#### MATERIALS PROVIDED

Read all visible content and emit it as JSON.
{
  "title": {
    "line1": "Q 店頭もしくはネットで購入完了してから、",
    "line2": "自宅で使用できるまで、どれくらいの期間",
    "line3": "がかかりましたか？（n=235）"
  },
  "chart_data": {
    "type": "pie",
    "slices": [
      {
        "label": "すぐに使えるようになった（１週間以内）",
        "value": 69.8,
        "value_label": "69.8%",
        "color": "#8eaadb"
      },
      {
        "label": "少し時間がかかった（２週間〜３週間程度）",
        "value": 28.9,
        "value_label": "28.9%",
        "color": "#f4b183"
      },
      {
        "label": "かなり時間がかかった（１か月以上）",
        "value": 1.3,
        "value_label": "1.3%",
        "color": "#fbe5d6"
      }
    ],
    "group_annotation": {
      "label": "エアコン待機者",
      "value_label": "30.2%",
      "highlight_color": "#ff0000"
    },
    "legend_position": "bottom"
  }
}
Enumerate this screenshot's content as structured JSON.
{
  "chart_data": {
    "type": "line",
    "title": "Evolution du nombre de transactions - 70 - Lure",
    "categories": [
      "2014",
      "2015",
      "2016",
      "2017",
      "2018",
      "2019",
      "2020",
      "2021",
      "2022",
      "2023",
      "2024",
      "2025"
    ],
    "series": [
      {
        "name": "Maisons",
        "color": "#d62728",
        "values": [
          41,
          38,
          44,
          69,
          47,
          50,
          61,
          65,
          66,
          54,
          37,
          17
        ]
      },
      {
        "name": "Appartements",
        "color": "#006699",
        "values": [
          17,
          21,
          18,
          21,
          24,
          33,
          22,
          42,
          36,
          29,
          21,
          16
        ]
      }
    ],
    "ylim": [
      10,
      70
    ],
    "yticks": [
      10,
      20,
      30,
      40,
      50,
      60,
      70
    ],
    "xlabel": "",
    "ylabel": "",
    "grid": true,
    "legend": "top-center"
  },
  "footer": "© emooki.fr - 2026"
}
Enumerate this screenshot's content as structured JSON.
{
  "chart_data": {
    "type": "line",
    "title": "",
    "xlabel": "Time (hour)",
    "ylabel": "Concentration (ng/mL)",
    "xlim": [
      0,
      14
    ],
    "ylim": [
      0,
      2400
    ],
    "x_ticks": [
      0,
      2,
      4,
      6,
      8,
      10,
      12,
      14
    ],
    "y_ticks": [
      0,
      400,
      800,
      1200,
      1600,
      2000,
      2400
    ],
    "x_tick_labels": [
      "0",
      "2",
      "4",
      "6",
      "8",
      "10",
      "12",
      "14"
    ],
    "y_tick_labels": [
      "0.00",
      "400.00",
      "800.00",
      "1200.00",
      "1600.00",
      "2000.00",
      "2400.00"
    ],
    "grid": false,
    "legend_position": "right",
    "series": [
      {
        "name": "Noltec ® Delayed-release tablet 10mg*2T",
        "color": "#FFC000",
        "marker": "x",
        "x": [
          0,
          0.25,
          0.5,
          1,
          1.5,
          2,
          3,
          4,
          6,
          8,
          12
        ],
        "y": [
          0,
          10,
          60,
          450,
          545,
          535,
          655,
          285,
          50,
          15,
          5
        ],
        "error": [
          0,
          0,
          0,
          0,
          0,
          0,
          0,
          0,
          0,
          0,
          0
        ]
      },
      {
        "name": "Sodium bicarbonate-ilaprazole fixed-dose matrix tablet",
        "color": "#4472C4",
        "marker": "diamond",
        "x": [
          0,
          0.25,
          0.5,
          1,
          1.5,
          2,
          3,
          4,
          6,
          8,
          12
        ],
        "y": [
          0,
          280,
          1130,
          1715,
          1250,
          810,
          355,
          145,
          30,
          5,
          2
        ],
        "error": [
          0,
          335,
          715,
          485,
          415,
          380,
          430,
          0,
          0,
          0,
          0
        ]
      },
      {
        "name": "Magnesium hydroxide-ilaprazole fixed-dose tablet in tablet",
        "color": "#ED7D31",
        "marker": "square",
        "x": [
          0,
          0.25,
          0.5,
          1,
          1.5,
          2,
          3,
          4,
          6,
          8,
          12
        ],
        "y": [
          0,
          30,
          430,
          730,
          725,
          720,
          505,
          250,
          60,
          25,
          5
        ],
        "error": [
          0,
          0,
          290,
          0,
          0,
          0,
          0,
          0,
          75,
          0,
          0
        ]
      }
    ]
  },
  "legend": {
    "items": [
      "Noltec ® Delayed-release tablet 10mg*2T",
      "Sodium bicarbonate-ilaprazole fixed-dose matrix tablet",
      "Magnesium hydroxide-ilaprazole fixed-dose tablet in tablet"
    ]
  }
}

########

▸ **GIVEN REQUEST**: Reproduce the material exactly, with every line intact.

▸ **ANSWER TO THIS TASK**:
Read all visible content and emit it as JSON.
{
  "title": {
    "line1": "Q 店頭もしくはネットで購入完了してから、",
    "line2": "自宅で使用できるまで、どれくらいの期間",
    "line3": "がかかりましたか？（n=235）"
  },
  "chart_data": {
    "type": "pie",
    "slices": [
      {
        "label": "すぐに使えるようになった（１週間以内）",
        "value": 69.8,
        "value_label": "69.8%",
        "color": "#8eaadb"
      },
      {
        "label": "少し時間がかかった（２週間〜３週間程度）",
        "value": 28.9,
        "value_label": "28.9%",
        "color": "#f4b183"
      },
      {
        "label": "かなり時間がかかった（１か月以上）",
        "value": 1.3,
        "value_label": "1.3%",
        "color": "#fbe5d6"
      }
    ],
    "group_annotation": {
      "label": "エアコン待機者",
      "value_label": "30.2%",
      "highlight_color": "#ff0000"
    },
    "legend_position": "bottom"
  }
}
Enumerate this screenshot's content as structured JSON.
{
  "chart_data": {
    "type": "line",
    "title": "Evolution du nombre de transactions - 70 - Lure",
    "categories": [
      "2014",
      "2015",
      "2016",
      "2017",
      "2018",
      "2019",
      "2020",
      "2021",
      "2022",
      "2023",
      "2024",
      "2025"
    ],
    "series": [
      {
        "name": "Maisons",
        "color": "#d62728",
        "values": [
          41,
          38,
          44,
          69,
          47,
          50,
          61,
          65,
          66,
          54,
          37,
          17
        ]
      },
      {
        "name": "Appartements",
        "color": "#006699",
        "values": [
          17,
          21,
          18,
          21,
          24,
          33,
          22,
          42,
          36,
          29,
          21,
          16
        ]
      }
    ],
    "ylim": [
      10,
      70
    ],
    "yticks": [
      10,
      20,
      30,
      40,
      50,
      60,
      70
    ],
    "xlabel": "",
    "ylabel": "",
    "grid": true,
    "legend": "top-center"
  },
  "footer": "© emooki.fr - 2026"
}
Enumerate this screenshot's content as structured JSON.
{
  "chart_data": {
    "type": "line",
    "title": "",
    "xlabel": "Time (hour)",
    "ylabel": "Concentration (ng/mL)",
    "xlim": [
      0,
      14
    ],
    "ylim": [
      0,
      2400
    ],
    "x_ticks": [
      0,
      2,
      4,
      6,
      8,
      10,
      12,
      14
    ],
    "y_ticks": [
      0,
      400,
      800,
      1200,
      1600,
      2000,
      2400
    ],
    "x_tick_labels": [
      "0",
      "2",
      "4",
      "6",
      "8",
      "10",
      "12",
      "14"
    ],
    "y_tick_labels": [
      "0.00",
      "400.00",
      "800.00",
      "1200.00",
      "1600.00",
      "2000.00",
      "2400.00"
    ],
    "grid": false,
    "legend_position": "right",
    "series": [
      {
        "name": "Noltec ® Delayed-release tablet 10mg*2T",
        "color": "#FFC000",
        "marker": "x",
        "x": [
          0,
          0.25,
          0.5,
          1,
          1.5,
          2,
          3,
          4,
          6,
          8,
          12
        ],
        "y": [
          0,
          10,
          60,
          450,
          545,
          535,
          655,
          285,
          50,
          15,
          5
        ],
        "error": [
          0,
          0,
          0,
          0,
          0,
          0,
          0,
          0,
          0,
          0,
          0
        ]
      },
      {
        "name": "Sodium bicarbonate-ilaprazole fixed-dose matrix tablet",
        "color": "#4472C4",
        "marker": "diamond",
        "x": [
          0,
          0.25,
          0.5,
          1,
          1.5,
          2,
          3,
          4,
          6,
          8,
          12
        ],
        "y": [
          0,
          280,
          1130,
          1715,
          1250,
          810,
          355,
          145,
          30,
          5,
          2
        ],
        "error": [
          0,
          335,
          715,
          485,
          415,
          380,
          430,
          0,
          0,
          0,
          0
        ]
      },
      {
        "name": "Magnesium hydroxide-ilaprazole fixed-dose tablet in tablet",
        "color": "#ED7D31",
        "marker": "square",
        "x": [
          0,
          0.25,
          0.5,
          1,
          1.5,
          2,
          3,
          4,
          6,
          8,
          12
        ],
        "y": [
          0,
          30,
          430,
          730,
          725,
          720,
          505,
          250,
          60,
          25,
          5
        ],
        "error": [
          0,
          0,
          290,
          0,
          0,
          0,
          0,
          0,
          75,
          0,
          0
        ]
      }
    ]
  },
  "legend": {
    "items": [
      "Noltec ® Delayed-release tablet 10mg*2T",
      "Sodium bicarbonate-ilaprazole fixed-dose matrix tablet",
      "Magnesium hydroxide-ilaprazole fixed-dose tablet in tablet"
    ]
  }
}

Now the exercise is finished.